Kosmos 362
- Mission type: ABM radar target
- COSPAR ID: 1970-073A
- SATCAT no.: 04536

Spacecraft properties
- Spacecraft type: DS-P1-I
- Manufacturer: Yuzhnoye
- Launch mass: 300 kilograms (660 lb)

Start of mission
- Launch date: 16 September 1970, 11:59:55 UTC
- Rocket: Kosmos-2I 63SM
- Launch site: Plesetsk 133/1

End of mission
- Decay date: 13 October 1971

Orbital parameters
- Reference system: Geocentric
- Regime: Low Earth
- Perigee altitude: 270 kilometres (170 mi)
- Apogee altitude: 829 kilometres (515 mi)
- Inclination: 71 degrees
- Period: 95.6 minutes

= Kosmos 362 =

Soviet radar calibration target satellite

Kosmos 362 (Космос 362 meaning Cosmos 362), also known as DS-P1-I No.9 was a satellite which was used as a radar target for anti-ballistic missile tests. It was launched by the Soviet Union in 1970 as part of the Dnepropetrovsk Sputnik programme.

Record extracts
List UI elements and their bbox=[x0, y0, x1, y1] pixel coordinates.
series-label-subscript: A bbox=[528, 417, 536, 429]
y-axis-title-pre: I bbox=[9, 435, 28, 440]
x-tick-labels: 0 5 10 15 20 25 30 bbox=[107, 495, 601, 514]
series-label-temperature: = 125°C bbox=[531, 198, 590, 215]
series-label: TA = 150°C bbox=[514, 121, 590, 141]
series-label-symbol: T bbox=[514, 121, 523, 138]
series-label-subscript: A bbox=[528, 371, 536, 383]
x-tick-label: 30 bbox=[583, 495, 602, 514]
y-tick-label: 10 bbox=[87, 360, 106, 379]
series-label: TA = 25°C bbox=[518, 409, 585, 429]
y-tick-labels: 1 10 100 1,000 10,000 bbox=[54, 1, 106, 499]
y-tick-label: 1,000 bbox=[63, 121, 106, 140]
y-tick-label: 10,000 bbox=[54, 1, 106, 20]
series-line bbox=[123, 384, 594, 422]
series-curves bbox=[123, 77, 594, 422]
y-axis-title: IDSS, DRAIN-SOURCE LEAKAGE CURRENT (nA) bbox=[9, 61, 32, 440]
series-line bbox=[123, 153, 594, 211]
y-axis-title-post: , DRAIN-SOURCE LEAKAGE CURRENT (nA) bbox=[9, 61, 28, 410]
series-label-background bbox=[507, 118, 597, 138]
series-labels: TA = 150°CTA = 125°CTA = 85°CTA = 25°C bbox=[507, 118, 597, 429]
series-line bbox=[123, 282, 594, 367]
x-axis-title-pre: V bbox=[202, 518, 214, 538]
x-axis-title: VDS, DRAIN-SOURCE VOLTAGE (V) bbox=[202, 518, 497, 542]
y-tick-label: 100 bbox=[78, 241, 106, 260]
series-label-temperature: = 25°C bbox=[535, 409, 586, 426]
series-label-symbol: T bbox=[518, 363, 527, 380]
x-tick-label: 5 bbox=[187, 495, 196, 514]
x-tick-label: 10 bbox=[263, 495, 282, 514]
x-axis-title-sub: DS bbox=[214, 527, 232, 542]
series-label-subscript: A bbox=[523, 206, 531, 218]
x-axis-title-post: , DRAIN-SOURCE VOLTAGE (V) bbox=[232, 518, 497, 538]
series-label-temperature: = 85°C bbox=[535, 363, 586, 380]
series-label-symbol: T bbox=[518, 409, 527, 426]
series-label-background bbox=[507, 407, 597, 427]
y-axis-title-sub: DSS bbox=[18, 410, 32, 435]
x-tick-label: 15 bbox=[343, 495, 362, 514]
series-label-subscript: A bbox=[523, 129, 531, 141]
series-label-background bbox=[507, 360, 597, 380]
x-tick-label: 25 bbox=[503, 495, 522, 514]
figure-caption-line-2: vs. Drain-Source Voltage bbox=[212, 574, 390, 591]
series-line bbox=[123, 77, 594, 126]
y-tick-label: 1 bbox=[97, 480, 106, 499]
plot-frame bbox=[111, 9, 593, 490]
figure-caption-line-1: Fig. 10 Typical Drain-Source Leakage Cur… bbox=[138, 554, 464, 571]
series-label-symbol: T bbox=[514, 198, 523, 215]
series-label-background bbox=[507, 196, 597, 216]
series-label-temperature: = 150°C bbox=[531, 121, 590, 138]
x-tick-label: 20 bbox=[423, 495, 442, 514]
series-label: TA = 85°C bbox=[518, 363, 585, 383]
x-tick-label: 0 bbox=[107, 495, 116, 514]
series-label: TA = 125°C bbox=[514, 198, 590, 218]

Exercise goal
Pick up the Kosmos 362 article after its last sentence and continue it.

Reply
== Launch ==
It was launched aboard a Kosmos-2I 63SM rocket, from Site 133/1 at Plesetsk. The launch occurred at 11:59:55 UTC on 16 September 1970.

== Orbit ==
Kosmos 362 was placed into a low Earth orbit with a perigee of 270 km, an apogee of 829 km, 71 degrees of inclination, and an orbital period of 95.6 minutes. It decayed from orbit on 13 October 1971.

Kosmos 362 was the ninth of nineteen DS-P1-I satellites to be launched. Of these, all reached orbit successfully except the seventh.